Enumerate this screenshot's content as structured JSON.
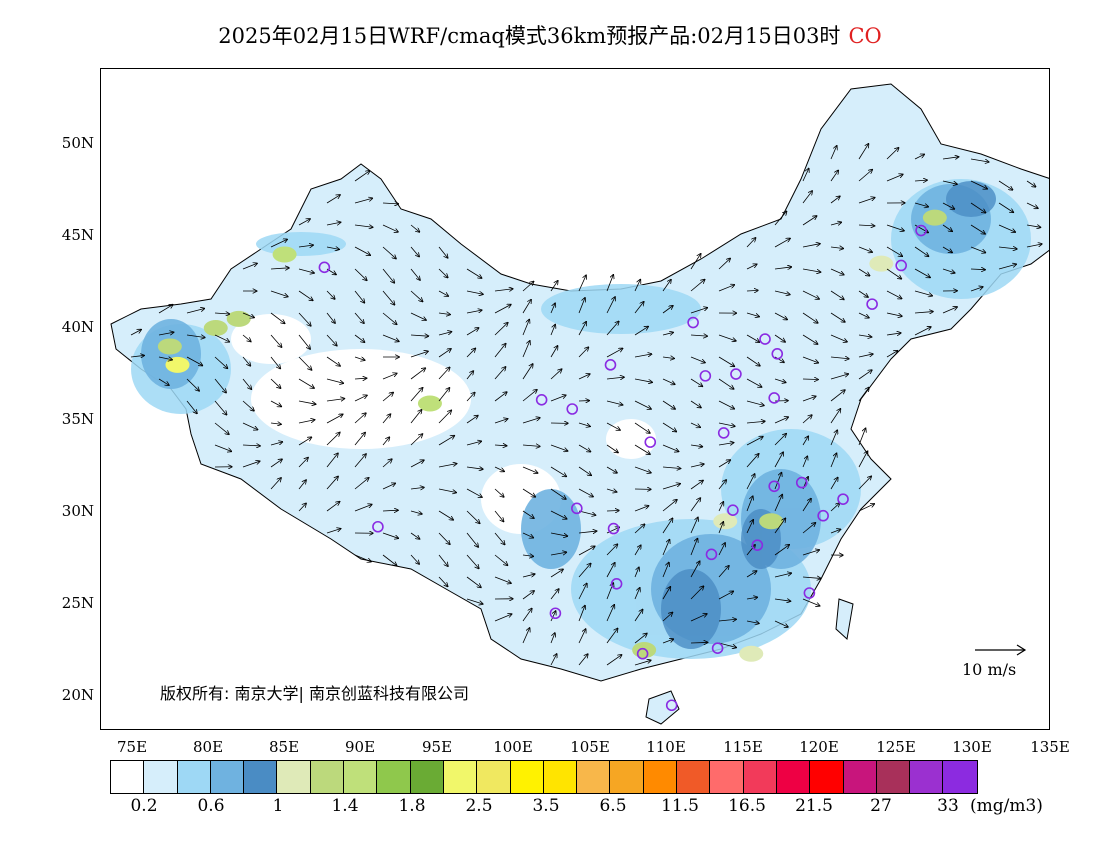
{
  "header": {
    "title": "2025年02月15日WRF/cmaq模式36km预报产品:02月15日03时",
    "species": "CO",
    "species_color": "#e02020"
  },
  "axes": {
    "lat_labels": [
      "50N",
      "45N",
      "40N",
      "35N",
      "30N",
      "25N",
      "20N"
    ],
    "lon_labels": [
      "75E",
      "80E",
      "85E",
      "90E",
      "95E",
      "100E",
      "105E",
      "110E",
      "115E",
      "120E",
      "125E",
      "130E",
      "135E"
    ]
  },
  "copyright": "版权所有: 南京大学| 南京创蓝科技有限公司",
  "wind_reference": {
    "label": "10 m/s"
  },
  "legend": {
    "colors": [
      "#ffffff",
      "#d6eefb",
      "#9ed8f5",
      "#6fb2e0",
      "#4a8cc4",
      "#dfeab8",
      "#bcd97c",
      "#bfe07a",
      "#8fc84c",
      "#6aab34",
      "#f1f76a",
      "#f0e860",
      "#fff200",
      "#ffe400",
      "#f8b74a",
      "#f6a623",
      "#ff8a00",
      "#f05a28",
      "#ff6b6b",
      "#f23a5a",
      "#ee0044",
      "#ff0000",
      "#c8157c",
      "#a8305a",
      "#9b30d0",
      "#8c2be0"
    ],
    "labels": [
      "0.2",
      "0.6",
      "1",
      "1.4",
      "1.8",
      "2.5",
      "3.5",
      "6.5",
      "11.5",
      "16.5",
      "21.5",
      "27",
      "33"
    ],
    "unit": "(mg/m3)"
  },
  "map": {
    "type": "concentration-map",
    "region": "China",
    "lon_range": [
      73,
      135
    ],
    "lat_range": [
      18,
      54
    ],
    "legend_placement": "bottom",
    "stations": [
      [
        87.6,
        43.8
      ],
      [
        91.1,
        29.7
      ],
      [
        101.8,
        36.6
      ],
      [
        103.8,
        36.1
      ],
      [
        106.3,
        38.5
      ],
      [
        104.1,
        30.7
      ],
      [
        106.5,
        29.6
      ],
      [
        106.7,
        26.6
      ],
      [
        102.7,
        25.0
      ],
      [
        108.4,
        22.8
      ],
      [
        110.3,
        20.0
      ],
      [
        113.3,
        23.1
      ],
      [
        112.9,
        28.2
      ],
      [
        114.3,
        30.6
      ],
      [
        115.9,
        28.7
      ],
      [
        117.0,
        31.9
      ],
      [
        118.8,
        32.1
      ],
      [
        120.2,
        30.3
      ],
      [
        121.5,
        31.2
      ],
      [
        119.3,
        26.1
      ],
      [
        117.0,
        36.7
      ],
      [
        113.7,
        34.8
      ],
      [
        112.5,
        37.9
      ],
      [
        114.5,
        38.0
      ],
      [
        116.4,
        39.9
      ],
      [
        117.2,
        39.1
      ],
      [
        111.7,
        40.8
      ],
      [
        108.9,
        34.3
      ],
      [
        123.4,
        41.8
      ],
      [
        125.3,
        43.9
      ],
      [
        126.6,
        45.8
      ]
    ],
    "high_spots": [
      [
        77.5,
        39.5,
        "#bcd97c"
      ],
      [
        78.0,
        38.5,
        "#f1f76a"
      ],
      [
        85.0,
        44.5,
        "#bfe07a"
      ],
      [
        94.5,
        36.4,
        "#bfe07a"
      ],
      [
        113.8,
        30.0,
        "#dfeab8"
      ],
      [
        116.8,
        30.0,
        "#bcd97c"
      ],
      [
        108.5,
        23.0,
        "#bcd97c"
      ],
      [
        115.5,
        22.8,
        "#dfeab8"
      ],
      [
        127.5,
        46.5,
        "#bcd97c"
      ],
      [
        124.0,
        44.0,
        "#dfeab8"
      ],
      [
        82.0,
        41.0,
        "#bcd97c"
      ],
      [
        80.5,
        40.5,
        "#bcd97c"
      ]
    ]
  }
}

- - -

Given problem | Transcribe all of the material exactly, leaving out whatever pictures it contains.

Written solution |
Enumerate this screenshot's content as structured JSON.
{
  "header": {
    "title": "2025年02月15日WRF/cmaq模式36km预报产品:02月15日03时",
    "species": "CO",
    "species_color": "#e02020"
  },
  "axes": {
    "lat_labels": [
      "50N",
      "45N",
      "40N",
      "35N",
      "30N",
      "25N",
      "20N"
    ],
    "lon_labels": [
      "75E",
      "80E",
      "85E",
      "90E",
      "95E",
      "100E",
      "105E",
      "110E",
      "115E",
      "120E",
      "125E",
      "130E",
      "135E"
    ]
  },
  "copyright": "版权所有: 南京大学| 南京创蓝科技有限公司",
  "wind_reference": {
    "label": "10 m/s"
  },
  "legend": {
    "colors": [
      "#ffffff",
      "#d6eefb",
      "#9ed8f5",
      "#6fb2e0",
      "#4a8cc4",
      "#dfeab8",
      "#bcd97c",
      "#bfe07a",
      "#8fc84c",
      "#6aab34",
      "#f1f76a",
      "#f0e860",
      "#fff200",
      "#ffe400",
      "#f8b74a",
      "#f6a623",
      "#ff8a00",
      "#f05a28",
      "#ff6b6b",
      "#f23a5a",
      "#ee0044",
      "#ff0000",
      "#c8157c",
      "#a8305a",
      "#9b30d0",
      "#8c2be0"
    ],
    "labels": [
      "0.2",
      "0.6",
      "1",
      "1.4",
      "1.8",
      "2.5",
      "3.5",
      "6.5",
      "11.5",
      "16.5",
      "21.5",
      "27",
      "33"
    ],
    "unit": "(mg/m3)"
  },
  "map": {
    "type": "concentration-map",
    "region": "China",
    "lon_range": [
      73,
      135
    ],
    "lat_range": [
      18,
      54
    ],
    "legend_placement": "bottom",
    "stations": [
      [
        87.6,
        43.8
      ],
      [
        91.1,
        29.7
      ],
      [
        101.8,
        36.6
      ],
      [
        103.8,
        36.1
      ],
      [
        106.3,
        38.5
      ],
      [
        104.1,
        30.7
      ],
      [
        106.5,
        29.6
      ],
      [
        106.7,
        26.6
      ],
      [
        102.7,
        25.0
      ],
      [
        108.4,
        22.8
      ],
      [
        110.3,
        20.0
      ],
      [
        113.3,
        23.1
      ],
      [
        112.9,
        28.2
      ],
      [
        114.3,
        30.6
      ],
      [
        115.9,
        28.7
      ],
      [
        117.0,
        31.9
      ],
      [
        118.8,
        32.1
      ],
      [
        120.2,
        30.3
      ],
      [
        121.5,
        31.2
      ],
      [
        119.3,
        26.1
      ],
      [
        117.0,
        36.7
      ],
      [
        113.7,
        34.8
      ],
      [
        112.5,
        37.9
      ],
      [
        114.5,
        38.0
      ],
      [
        116.4,
        39.9
      ],
      [
        117.2,
        39.1
      ],
      [
        111.7,
        40.8
      ],
      [
        108.9,
        34.3
      ],
      [
        123.4,
        41.8
      ],
      [
        125.3,
        43.9
      ],
      [
        126.6,
        45.8
      ]
    ],
    "high_spots": [
      [
        77.5,
        39.5,
        "#bcd97c"
      ],
      [
        78.0,
        38.5,
        "#f1f76a"
      ],
      [
        85.0,
        44.5,
        "#bfe07a"
      ],
      [
        94.5,
        36.4,
        "#bfe07a"
      ],
      [
        113.8,
        30.0,
        "#dfeab8"
      ],
      [
        116.8,
        30.0,
        "#bcd97c"
      ],
      [
        108.5,
        23.0,
        "#bcd97c"
      ],
      [
        115.5,
        22.8,
        "#dfeab8"
      ],
      [
        127.5,
        46.5,
        "#bcd97c"
      ],
      [
        124.0,
        44.0,
        "#dfeab8"
      ],
      [
        82.0,
        41.0,
        "#bcd97c"
      ],
      [
        80.5,
        40.5,
        "#bcd97c"
      ]
    ]
  }
}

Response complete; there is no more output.